GOAL → List every line of the records that contains the string "chart", matching case exactly.

EXTRACTED MATERIAL →
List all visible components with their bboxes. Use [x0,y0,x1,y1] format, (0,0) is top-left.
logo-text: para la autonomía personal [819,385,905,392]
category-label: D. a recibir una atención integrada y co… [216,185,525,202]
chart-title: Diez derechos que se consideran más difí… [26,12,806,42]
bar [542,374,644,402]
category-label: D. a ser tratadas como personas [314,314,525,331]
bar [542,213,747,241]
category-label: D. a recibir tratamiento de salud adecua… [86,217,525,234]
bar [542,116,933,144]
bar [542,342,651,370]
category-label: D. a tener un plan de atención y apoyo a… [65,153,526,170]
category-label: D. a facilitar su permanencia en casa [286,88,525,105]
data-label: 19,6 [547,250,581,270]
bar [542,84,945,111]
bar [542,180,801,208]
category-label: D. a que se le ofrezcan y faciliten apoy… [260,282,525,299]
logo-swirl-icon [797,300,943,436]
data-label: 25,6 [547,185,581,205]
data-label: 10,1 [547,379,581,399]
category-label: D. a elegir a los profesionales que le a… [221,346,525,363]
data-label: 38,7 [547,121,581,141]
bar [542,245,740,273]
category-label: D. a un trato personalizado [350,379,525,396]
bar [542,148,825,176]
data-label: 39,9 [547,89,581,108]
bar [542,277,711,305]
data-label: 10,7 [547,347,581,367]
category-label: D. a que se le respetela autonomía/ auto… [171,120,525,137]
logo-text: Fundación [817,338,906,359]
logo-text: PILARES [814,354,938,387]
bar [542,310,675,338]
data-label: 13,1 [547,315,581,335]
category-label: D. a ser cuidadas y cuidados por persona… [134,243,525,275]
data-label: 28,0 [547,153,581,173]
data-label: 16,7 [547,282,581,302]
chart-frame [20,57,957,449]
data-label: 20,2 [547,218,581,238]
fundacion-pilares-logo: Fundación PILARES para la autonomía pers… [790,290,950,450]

RESULT BELOW →
chart-title: Diez derechos que se consideran más difí… [26,12,806,42]
chart-frame [20,57,957,449]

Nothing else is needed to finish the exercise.